Work to complete
Take the data below and repeat it exactly.

Records for the task
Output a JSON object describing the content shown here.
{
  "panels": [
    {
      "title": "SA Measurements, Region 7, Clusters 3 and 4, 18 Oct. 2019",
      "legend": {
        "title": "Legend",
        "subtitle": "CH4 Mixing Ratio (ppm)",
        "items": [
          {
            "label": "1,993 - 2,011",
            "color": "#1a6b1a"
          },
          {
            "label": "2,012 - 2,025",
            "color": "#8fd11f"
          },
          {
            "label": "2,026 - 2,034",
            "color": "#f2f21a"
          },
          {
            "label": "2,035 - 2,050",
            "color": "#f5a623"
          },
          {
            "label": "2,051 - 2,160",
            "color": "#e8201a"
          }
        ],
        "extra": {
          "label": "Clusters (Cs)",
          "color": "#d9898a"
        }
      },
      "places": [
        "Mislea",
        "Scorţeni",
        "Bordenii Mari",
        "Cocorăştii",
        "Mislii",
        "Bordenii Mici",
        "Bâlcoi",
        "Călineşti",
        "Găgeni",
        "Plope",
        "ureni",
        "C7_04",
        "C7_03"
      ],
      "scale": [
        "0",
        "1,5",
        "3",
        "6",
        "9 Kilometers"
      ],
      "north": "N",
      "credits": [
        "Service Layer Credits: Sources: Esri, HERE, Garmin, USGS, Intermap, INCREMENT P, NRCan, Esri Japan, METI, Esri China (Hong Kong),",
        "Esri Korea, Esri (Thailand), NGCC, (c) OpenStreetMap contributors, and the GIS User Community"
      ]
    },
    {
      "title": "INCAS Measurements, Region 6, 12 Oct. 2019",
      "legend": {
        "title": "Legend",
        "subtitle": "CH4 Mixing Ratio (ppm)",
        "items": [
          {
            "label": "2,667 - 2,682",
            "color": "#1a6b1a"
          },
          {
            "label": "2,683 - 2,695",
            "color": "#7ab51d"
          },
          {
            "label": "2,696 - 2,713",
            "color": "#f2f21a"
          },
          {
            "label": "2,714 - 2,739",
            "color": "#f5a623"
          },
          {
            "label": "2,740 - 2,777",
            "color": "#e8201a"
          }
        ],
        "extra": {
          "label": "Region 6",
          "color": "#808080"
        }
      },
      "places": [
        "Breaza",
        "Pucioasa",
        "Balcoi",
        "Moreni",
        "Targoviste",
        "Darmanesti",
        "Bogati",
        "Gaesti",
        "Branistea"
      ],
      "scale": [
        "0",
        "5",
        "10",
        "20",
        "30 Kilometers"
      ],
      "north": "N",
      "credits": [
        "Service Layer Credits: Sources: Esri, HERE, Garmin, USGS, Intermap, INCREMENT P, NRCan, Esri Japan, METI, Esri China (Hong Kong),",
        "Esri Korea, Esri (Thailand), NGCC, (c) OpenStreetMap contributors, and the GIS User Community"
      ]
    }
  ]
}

Answer for the task
Output a JSON object describing the content shown here.
{
  "panels": [
    {
      "title": "SA Measurements, Region 7, Clusters 3 and 4, 18 Oct. 2019",
      "legend": {
        "title": "Legend",
        "subtitle": "CH4 Mixing Ratio (ppm)",
        "items": [
          {
            "label": "1,993 - 2,011",
            "color": "#1a6b1a"
          },
          {
            "label": "2,012 - 2,025",
            "color": "#8fd11f"
          },
          {
            "label": "2,026 - 2,034",
            "color": "#f2f21a"
          },
          {
            "label": "2,035 - 2,050",
            "color": "#f5a623"
          },
          {
            "label": "2,051 - 2,160",
            "color": "#e8201a"
          }
        ],
        "extra": {
          "label": "Clusters (Cs)",
          "color": "#d9898a"
        }
      },
      "places": [
        "Mislea",
        "Scorţeni",
        "Bordenii Mari",
        "Cocorăştii",
        "Mislii",
        "Bordenii Mici",
        "Bâlcoi",
        "Călineşti",
        "Găgeni",
        "Plope",
        "ureni",
        "C7_04",
        "C7_03"
      ],
      "scale": [
        "0",
        "1,5",
        "3",
        "6",
        "9 Kilometers"
      ],
      "north": "N",
      "credits": [
        "Service Layer Credits: Sources: Esri, HERE, Garmin, USGS, Intermap, INCREMENT P, NRCan, Esri Japan, METI, Esri China (Hong Kong),",
        "Esri Korea, Esri (Thailand), NGCC, (c) OpenStreetMap contributors, and the GIS User Community"
      ]
    },
    {
      "title": "INCAS Measurements, Region 6, 12 Oct. 2019",
      "legend": {
        "title": "Legend",
        "subtitle": "CH4 Mixing Ratio (ppm)",
        "items": [
          {
            "label": "2,667 - 2,682",
            "color": "#1a6b1a"
          },
          {
            "label": "2,683 - 2,695",
            "color": "#7ab51d"
          },
          {
            "label": "2,696 - 2,713",
            "color": "#f2f21a"
          },
          {
            "label": "2,714 - 2,739",
            "color": "#f5a623"
          },
          {
            "label": "2,740 - 2,777",
            "color": "#e8201a"
          }
        ],
        "extra": {
          "label": "Region 6",
          "color": "#808080"
        }
      },
      "places": [
        "Breaza",
        "Pucioasa",
        "Balcoi",
        "Moreni",
        "Targoviste",
        "Darmanesti",
        "Bogati",
        "Gaesti",
        "Branistea"
      ],
      "scale": [
        "0",
        "5",
        "10",
        "20",
        "30 Kilometers"
      ],
      "north": "N",
      "credits": [
        "Service Layer Credits: Sources: Esri, HERE, Garmin, USGS, Intermap, INCREMENT P, NRCan, Esri Japan, METI, Esri China (Hong Kong),",
        "Esri Korea, Esri (Thailand), NGCC, (c) OpenStreetMap contributors, and the GIS User Community"
      ]
    }
  ]
}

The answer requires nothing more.